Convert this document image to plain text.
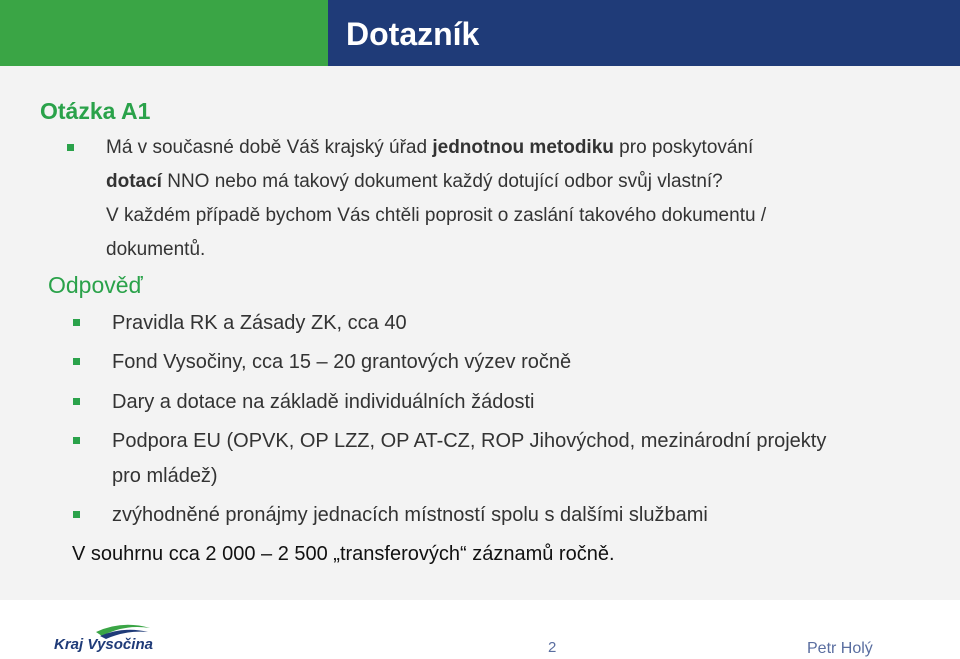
Dotazník
Otázka A1
Má v současné době Váš krajský úřad jednotnou metodiku pro poskytování
dotací NNO nebo má takový dokument každý dotující odbor svůj vlastní?
V každém případě bychom Vás chtěli poprosit o zaslání takového dokumentu /
dokumentů.
Odpověď
Pravidla RK a Zásady ZK, cca 40
Fond Vysočiny, cca 15 – 20 grantových výzev ročně
Dary a dotace na základě individuálních žádosti
Podpora EU (OPVK, OP LZZ, OP AT-CZ, ROP Jihovýchod, mezinárodní projekty
pro mládež)
zvýhodněné pronájmy jednacích místností spolu s dalšími službami
V souhrnu cca 2 000 – 2 500 „transferových“ záznamů ročně.
Kraj Vysočina	2	Petr Holý
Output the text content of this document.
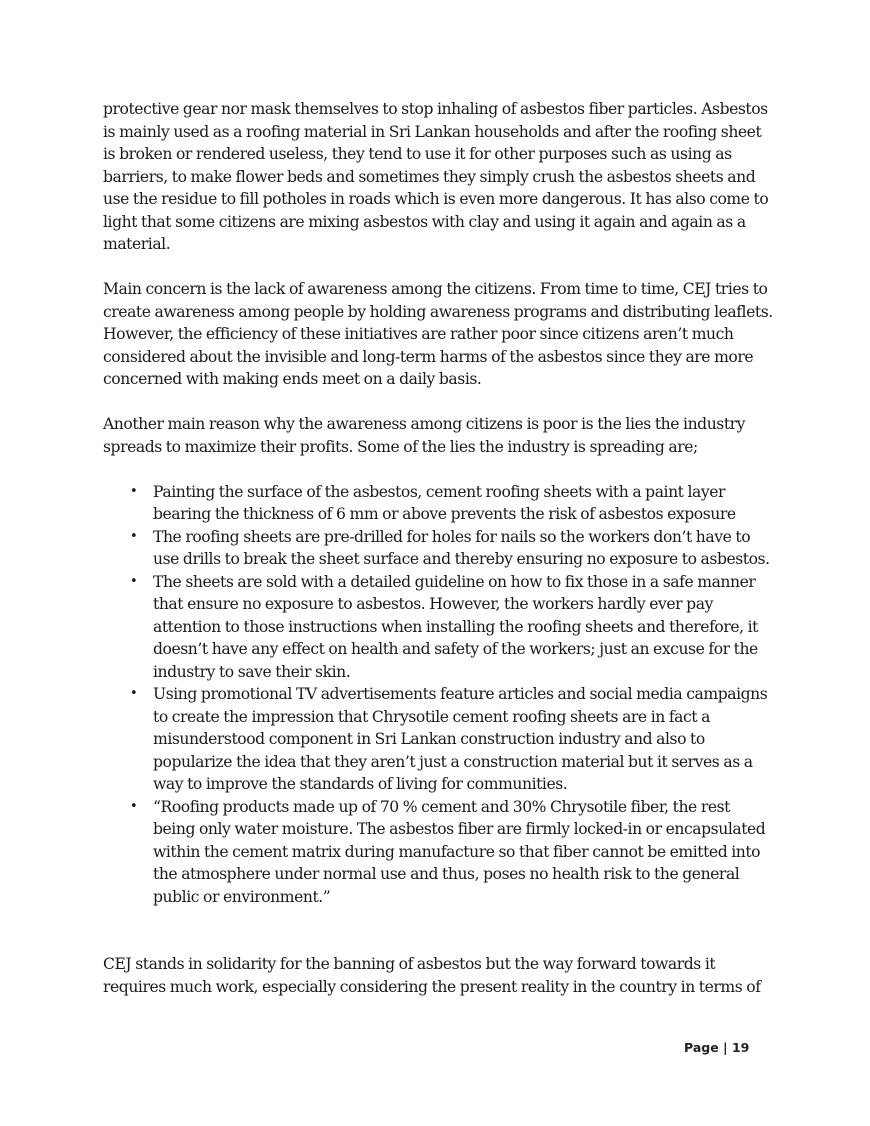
protective gear nor mask themselves to stop inhaling of asbestos fiber particles. Asbestos is mainly used as a roofing material in Sri Lankan households and after the roofing sheet is broken or rendered useless, they tend to use it for other purposes such as using as barriers, to make flower beds and sometimes they simply crush the asbestos sheets and use the residue to fill potholes in roads which is even more dangerous. It has also come to light that some citizens are mixing asbestos with clay and using it again and again as a material.

Main concern is the lack of awareness among the citizens. From time to time, CEJ tries to create awareness among people by holding awareness programs and distributing leaflets. However, the efficiency of these initiatives are rather poor since citizens aren’t much considered about the invisible and long-term harms of the asbestos since they are more concerned with making ends meet on a daily basis.

Another main reason why the awareness among citizens is poor is the lies the industry spreads to maximize their profits. Some of the lies the industry is spreading are;

• Painting the surface of the asbestos, cement roofing sheets with a paint layer bearing the thickness of 6 mm or above prevents the risk of asbestos exposure
• The roofing sheets are pre-drilled for holes for nails so the workers don’t have to use drills to break the sheet surface and thereby ensuring no exposure to asbestos.
• The sheets are sold with a detailed guideline on how to fix those in a safe manner that ensure no exposure to asbestos. However, the workers hardly ever pay attention to those instructions when installing the roofing sheets and therefore, it doesn’t have any effect on health and safety of the workers; just an excuse for the industry to save their skin.
• Using promotional TV advertisements feature articles and social media campaigns to create the impression that Chrysotile cement roofing sheets are in fact a misunderstood component in Sri Lankan construction industry and also to popularize the idea that they aren’t just a construction material but it serves as a way to improve the standards of living for communities.
• “Roofing products made up of 70 % cement and 30% Chrysotile fiber, the rest being only water moisture. The asbestos fiber are firmly locked-in or encapsulated within the cement matrix during manufacture so that fiber cannot be emitted into the atmosphere under normal use and thus, poses no health risk to the general public or environment.”

CEJ stands in solidarity for the banning of asbestos but the way forward towards it requires much work, especially considering the present reality in the country in terms of

Page | 19
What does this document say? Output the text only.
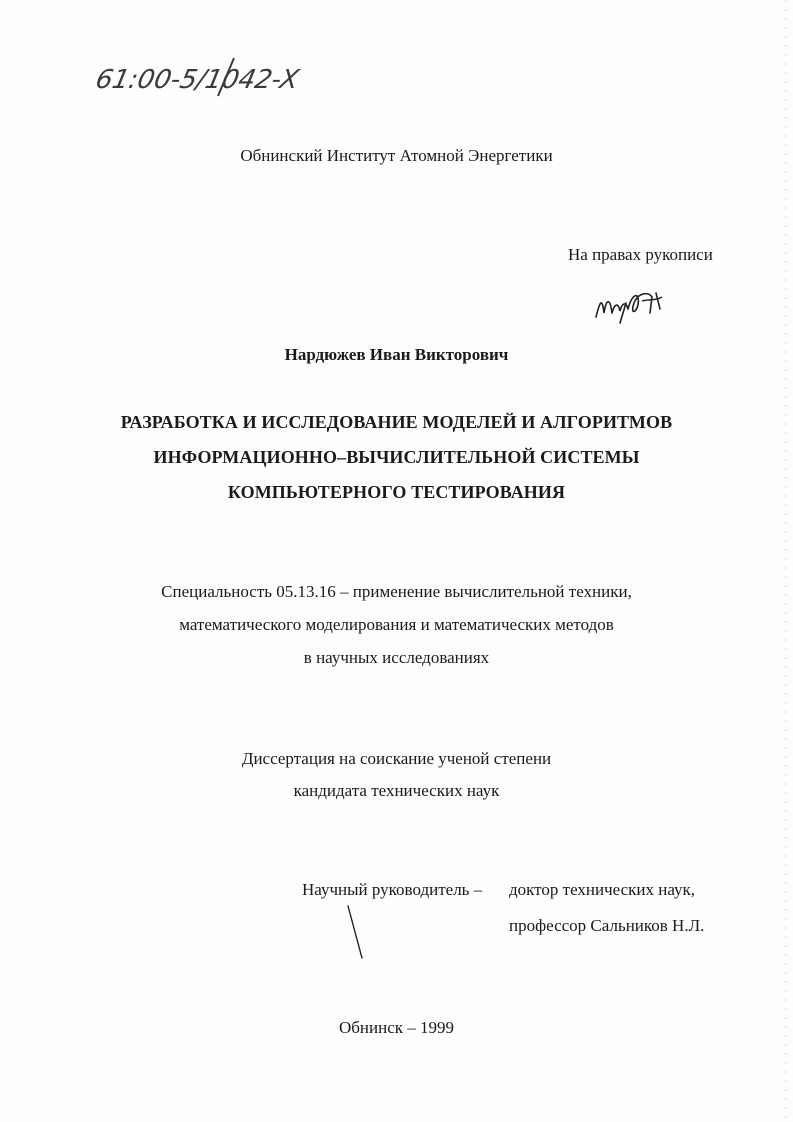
61:00-5/1042-X
Обнинский Институт Атомной Энергетики
На правах рукописи
Нардюжев Иван Викторович
РАЗРАБОТКА И ИССЛЕДОВАНИЕ МОДЕЛЕЙ И АЛГОРИТМОВ
ИНФОРМАЦИОННО–ВЫЧИСЛИТЕЛЬНОЙ СИСТЕМЫ
КОМПЬЮТЕРНОГО ТЕСТИРОВАНИЯ
Специальность 05.13.16 – применение вычислительной техники,
математического моделирования и математических методов
в научных исследованиях
Диссертация на соискание ученой степени
кандидата технических наук
Научный руководитель – доктор технических наук,
профессор Сальников Н.Л.
Обнинск – 1999
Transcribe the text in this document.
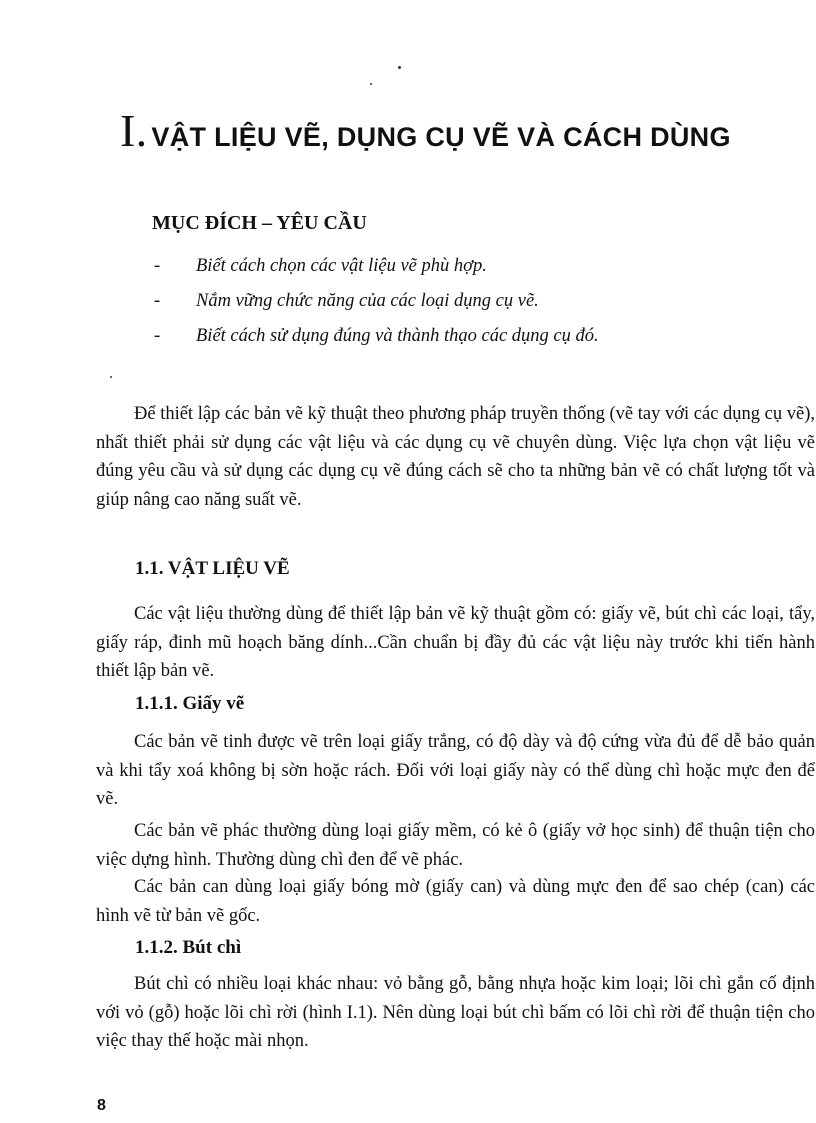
I. VẬT LIỆU VẼ, DỤNG CỤ VẼ VÀ CÁCH DÙNG
MỤC ĐÍCH – YÊU CẦU
- Biết cách chọn các vật liệu vẽ phù hợp.
- Nắm vững chức năng của các loại dụng cụ vẽ.
- Biết cách sử dụng đúng và thành thạo các dụng cụ đó.

Để thiết lập các bản vẽ kỹ thuật theo phương pháp truyền thống (vẽ tay với các dụng cụ vẽ), nhất thiết phải sử dụng các vật liệu và các dụng cụ vẽ chuyên dùng. Việc lựa chọn vật liệu vẽ đúng yêu cầu và sử dụng các dụng cụ vẽ đúng cách sẽ cho ta những bản vẽ có chất lượng tốt và giúp nâng cao năng suất vẽ.

1.1. VẬT LIỆU VẼ

Các vật liệu thường dùng để thiết lập bản vẽ kỹ thuật gồm có: giấy vẽ, bút chì các loại, tẩy, giấy ráp, đinh mũ hoạch băng dính...Cần chuẩn bị đầy đủ các vật liệu này trước khi tiến hành thiết lập bản vẽ.

1.1.1. Giấy vẽ

Các bản vẽ tinh được vẽ trên loại giấy trắng, có độ dày và độ cứng vừa đủ để dễ bảo quản và khi tẩy xoá không bị sờn hoặc rách. Đối với loại giấy này có thể dùng chì hoặc mực đen để vẽ.

Các bản vẽ phác thường dùng loại giấy mềm, có kẻ ô (giấy vở học sinh) để thuận tiện cho việc dựng hình. Thường dùng chì đen để vẽ phác.

Các bản can dùng loại giấy bóng mờ (giấy can) và dùng mực đen để sao chép (can) các hình vẽ từ bản vẽ gốc.

1.1.2. Bút chì

Bút chì có nhiều loại khác nhau: vỏ bằng gỗ, bằng nhựa hoặc kim loại; lõi chì gắn cố định với vỏ (gỗ) hoặc lõi chì rời (hình I.1). Nên dùng loại bút chì bấm có lõi chì rời để thuận tiện cho việc thay thế hoặc mài nhọn.

8
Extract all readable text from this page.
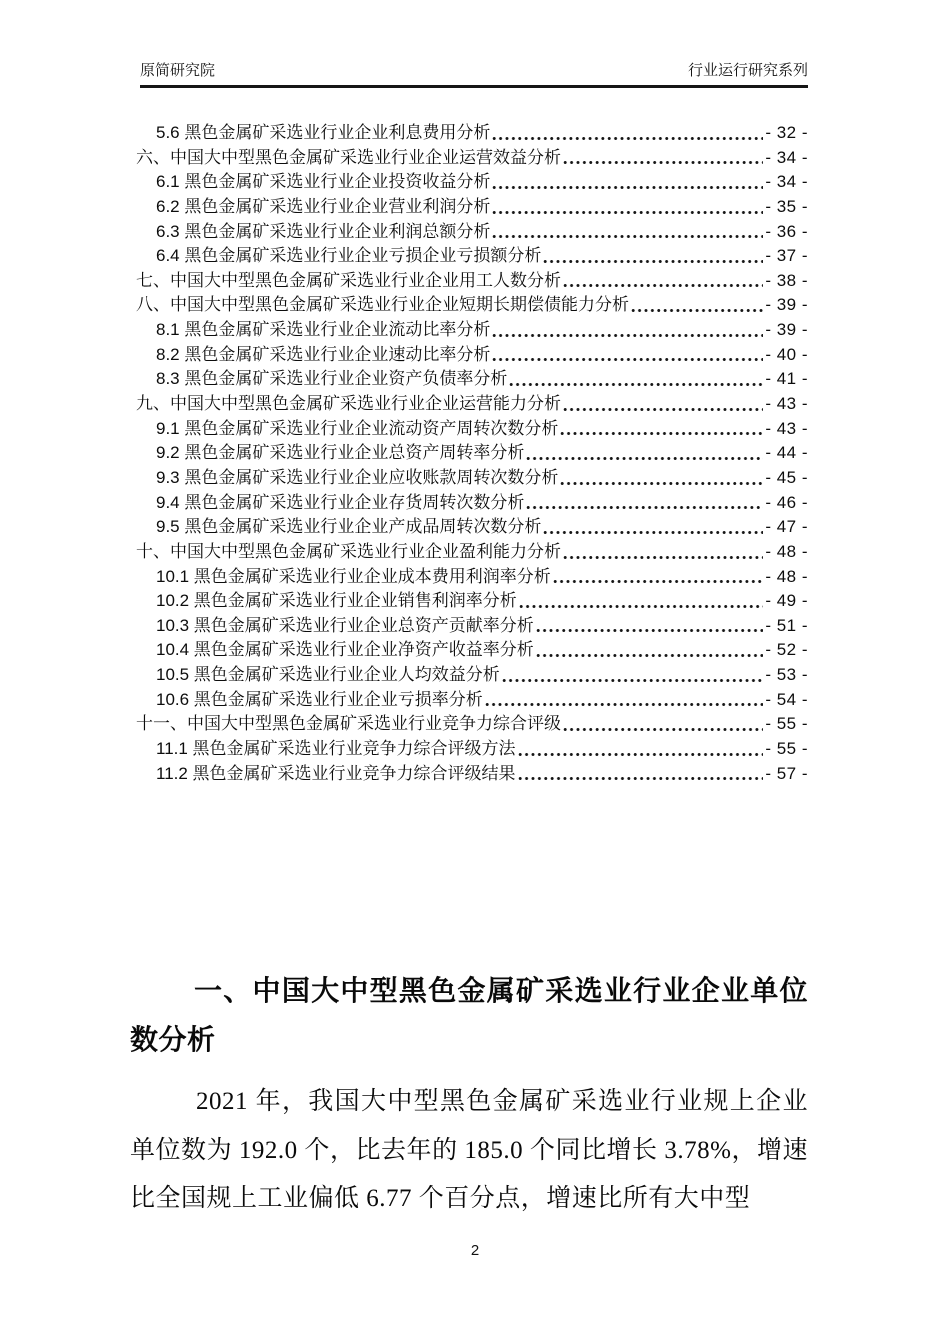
原简研究院	行业运行研究系列
5.6 黑色金属矿采选业行业企业利息费用分析	- 32 -
六、中国大中型黑色金属矿采选业行业企业运营效益分析	- 34 -
6.1 黑色金属矿采选业行业企业投资收益分析	- 34 -
6.2 黑色金属矿采选业行业企业营业利润分析	- 35 -
6.3 黑色金属矿采选业行业企业利润总额分析	- 36 -
6.4 黑色金属矿采选业行业企业亏损企业亏损额分析	- 37 -
七、中国大中型黑色金属矿采选业行业企业用工人数分析	- 38 -
八、中国大中型黑色金属矿采选业行业企业短期长期偿债能力分析	- 39 -
8.1 黑色金属矿采选业行业企业流动比率分析	- 39 -
8.2 黑色金属矿采选业行业企业速动比率分析	- 40 -
8.3 黑色金属矿采选业行业企业资产负债率分析	- 41 -
九、中国大中型黑色金属矿采选业行业企业运营能力分析	- 43 -
9.1 黑色金属矿采选业行业企业流动资产周转次数分析	- 43 -
9.2 黑色金属矿采选业行业企业总资产周转率分析	- 44 -
9.3 黑色金属矿采选业行业企业应收账款周转次数分析	- 45 -
9.4 黑色金属矿采选业行业企业存货周转次数分析	- 46 -
9.5 黑色金属矿采选业行业企业产成品周转次数分析	- 47 -
十、中国大中型黑色金属矿采选业行业企业盈利能力分析	- 48 -
10.1 黑色金属矿采选业行业企业成本费用利润率分析	- 48 -
10.2 黑色金属矿采选业行业企业销售利润率分析	- 49 -
10.3 黑色金属矿采选业行业企业总资产贡献率分析	- 51 -
10.4 黑色金属矿采选业行业企业净资产收益率分析	- 52 -
10.5 黑色金属矿采选业行业企业人均效益分析	- 53 -
10.6 黑色金属矿采选业行业企业亏损率分析	- 54 -
十一、中国大中型黑色金属矿采选业行业竞争力综合评级	- 55 -
11.1 黑色金属矿采选业行业竞争力综合评级方法	- 55 -
11.2 黑色金属矿采选业行业竞争力综合评级结果	- 57 -
一、中国大中型黑色金属矿采选业行业企业单位数分析

2021 年，我国大中型黑色金属矿采选业行业规上企业单位数为 192.0 个，比去年的 185.0 个同比增长 3.78%，增速比全国规上工业偏低 6.77 个百分点，增速比所有大中型

2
+ + + + + + +
• [TASK STATEMENT]: Extract the full listing exactly, with the pictures left out.

• [RESULT FOR THIS TASK]:
Convert this document image to plain text.
Dotazník
Otázka A1
Má v současné době Váš krajský úřad jednotnou metodiku pro poskytování
dotací NNO nebo má takový dokument každý dotující odbor svůj vlastní?
V každém případě bychom Vás chtěli poprosit o zaslání takového dokumentu /
dokumentů.
Odpověď
Pravidla RK a Zásady ZK, cca 40
Fond Vysočiny, cca 15 – 20 grantových výzev ročně
Dary a dotace na základě individuálních žádosti
Podpora EU (OPVK, OP LZZ, OP AT-CZ, ROP Jihovýchod, mezinárodní projekty
pro mládež)
zvýhodněné pronájmy jednacích místností spolu s dalšími službami
V souhrnu cca 2 000 – 2 500 „transferových“ záznamů ročně.
Kraj Vysočina	2	Petr Holý
Output the text content of this document.
protective gear nor mask themselves to stop inhaling of asbestos fiber particles. Asbestos is mainly used as a roofing material in Sri Lankan households and after the roofing sheet is broken or rendered useless, they tend to use it for other purposes such as using as barriers, to make flower beds and sometimes they simply crush the asbestos sheets and use the residue to fill potholes in roads which is even more dangerous. It has also come to light that some citizens are mixing asbestos with clay and using it again and again as a material.

Main concern is the lack of awareness among the citizens. From time to time, CEJ tries to create awareness among people by holding awareness programs and distributing leaflets. However, the efficiency of these initiatives are rather poor since citizens aren’t much considered about the invisible and long-term harms of the asbestos since they are more concerned with making ends meet on a daily basis.

Another main reason why the awareness among citizens is poor is the lies the industry spreads to maximize their profits. Some of the lies the industry is spreading are;

• Painting the surface of the asbestos, cement roofing sheets with a paint layer bearing the thickness of 6 mm or above prevents the risk of asbestos exposure
• The roofing sheets are pre-drilled for holes for nails so the workers don’t have to use drills to break the sheet surface and thereby ensuring no exposure to asbestos.
• The sheets are sold with a detailed guideline on how to fix those in a safe manner that ensure no exposure to asbestos. However, the workers hardly ever pay attention to those instructions when installing the roofing sheets and therefore, it doesn’t have any effect on health and safety of the workers; just an excuse for the industry to save their skin.
• Using promotional TV advertisements feature articles and social media campaigns to create the impression that Chrysotile cement roofing sheets are in fact a misunderstood component in Sri Lankan construction industry and also to popularize the idea that they aren’t just a construction material but it serves as a way to improve the standards of living for communities.
• “Roofing products made up of 70 % cement and 30% Chrysotile fiber, the rest being only water moisture. The asbestos fiber are firmly locked-in or encapsulated within the cement matrix during manufacture so that fiber cannot be emitted into the atmosphere under normal use and thus, poses no health risk to the general public or environment.”

CEJ stands in solidarity for the banning of asbestos but the way forward towards it requires much work, especially considering the present reality in the country in terms of

Page | 19
What does this document say? Output the text only.
61:00-5/1042-X
Обнинский Институт Атомной Энергетики
На правах рукописи
Нардюжев Иван Викторович
РАЗРАБОТКА И ИССЛЕДОВАНИЕ МОДЕЛЕЙ И АЛГОРИТМОВ
ИНФОРМАЦИОННО–ВЫЧИСЛИТЕЛЬНОЙ СИСТЕМЫ
КОМПЬЮТЕРНОГО ТЕСТИРОВАНИЯ
Специальность 05.13.16 – применение вычислительной техники,
математического моделирования и математических методов
в научных исследованиях
Диссертация на соискание ученой степени
кандидата технических наук
Научный руководитель – доктор технических наук,
профессор Сальников Н.Л.
Обнинск – 1999
Transcribe the text in this document.
I. VẬT LIỆU VẼ, DỤNG CỤ VẼ VÀ CÁCH DÙNG
MỤC ĐÍCH – YÊU CẦU
- Biết cách chọn các vật liệu vẽ phù hợp.
- Nắm vững chức năng của các loại dụng cụ vẽ.
- Biết cách sử dụng đúng và thành thạo các dụng cụ đó.

Để thiết lập các bản vẽ kỹ thuật theo phương pháp truyền thống (vẽ tay với các dụng cụ vẽ), nhất thiết phải sử dụng các vật liệu và các dụng cụ vẽ chuyên dùng. Việc lựa chọn vật liệu vẽ đúng yêu cầu và sử dụng các dụng cụ vẽ đúng cách sẽ cho ta những bản vẽ có chất lượng tốt và giúp nâng cao năng suất vẽ.

1.1. VẬT LIỆU VẼ

Các vật liệu thường dùng để thiết lập bản vẽ kỹ thuật gồm có: giấy vẽ, bút chì các loại, tẩy, giấy ráp, đinh mũ hoạch băng dính...Cần chuẩn bị đầy đủ các vật liệu này trước khi tiến hành thiết lập bản vẽ.

1.1.1. Giấy vẽ

Các bản vẽ tinh được vẽ trên loại giấy trắng, có độ dày và độ cứng vừa đủ để dễ bảo quản và khi tẩy xoá không bị sờn hoặc rách. Đối với loại giấy này có thể dùng chì hoặc mực đen để vẽ.

Các bản vẽ phác thường dùng loại giấy mềm, có kẻ ô (giấy vở học sinh) để thuận tiện cho việc dựng hình. Thường dùng chì đen để vẽ phác.

Các bản can dùng loại giấy bóng mờ (giấy can) và dùng mực đen để sao chép (can) các hình vẽ từ bản vẽ gốc.

1.1.2. Bút chì

Bút chì có nhiều loại khác nhau: vỏ bằng gỗ, bằng nhựa hoặc kim loại; lõi chì gắn cố định với vỏ (gỗ) hoặc lõi chì rời (hình I.1). Nên dùng loại bút chì bấm có lõi chì rời để thuận tiện cho việc thay thế hoặc mài nhọn.

8
Extract all readable text from this page.
原简研究院	行业运行研究系列
5.6 黑色金属矿采选业行业企业利息费用分析	- 32 -
六、中国大中型黑色金属矿采选业行业企业运营效益分析	- 34 -
6.1 黑色金属矿采选业行业企业投资收益分析	- 34 -
6.2 黑色金属矿采选业行业企业营业利润分析	- 35 -
6.3 黑色金属矿采选业行业企业利润总额分析	- 36 -
6.4 黑色金属矿采选业行业企业亏损企业亏损额分析	- 37 -
七、中国大中型黑色金属矿采选业行业企业用工人数分析	- 38 -
八、中国大中型黑色金属矿采选业行业企业短期长期偿债能力分析	- 39 -
8.1 黑色金属矿采选业行业企业流动比率分析	- 39 -
8.2 黑色金属矿采选业行业企业速动比率分析	- 40 -
8.3 黑色金属矿采选业行业企业资产负债率分析	- 41 -
九、中国大中型黑色金属矿采选业行业企业运营能力分析	- 43 -
9.1 黑色金属矿采选业行业企业流动资产周转次数分析	- 43 -
9.2 黑色金属矿采选业行业企业总资产周转率分析	- 44 -
9.3 黑色金属矿采选业行业企业应收账款周转次数分析	- 45 -
9.4 黑色金属矿采选业行业企业存货周转次数分析	- 46 -
9.5 黑色金属矿采选业行业企业产成品周转次数分析	- 47 -
十、中国大中型黑色金属矿采选业行业企业盈利能力分析	- 48 -
10.1 黑色金属矿采选业行业企业成本费用利润率分析	- 48 -
10.2 黑色金属矿采选业行业企业销售利润率分析	- 49 -
10.3 黑色金属矿采选业行业企业总资产贡献率分析	- 51 -
10.4 黑色金属矿采选业行业企业净资产收益率分析	- 52 -
10.5 黑色金属矿采选业行业企业人均效益分析	- 53 -
10.6 黑色金属矿采选业行业企业亏损率分析	- 54 -
十一、中国大中型黑色金属矿采选业行业竞争力综合评级	- 55 -
11.1 黑色金属矿采选业行业竞争力综合评级方法	- 55 -
11.2 黑色金属矿采选业行业竞争力综合评级结果	- 57 -
一、中国大中型黑色金属矿采选业行业企业单位数分析

2021 年，我国大中型黑色金属矿采选业行业规上企业单位数为 192.0 个，比去年的 185.0 个同比增长 3.78%，增速比全国规上工业偏低 6.77 个百分点，增速比所有大中型

2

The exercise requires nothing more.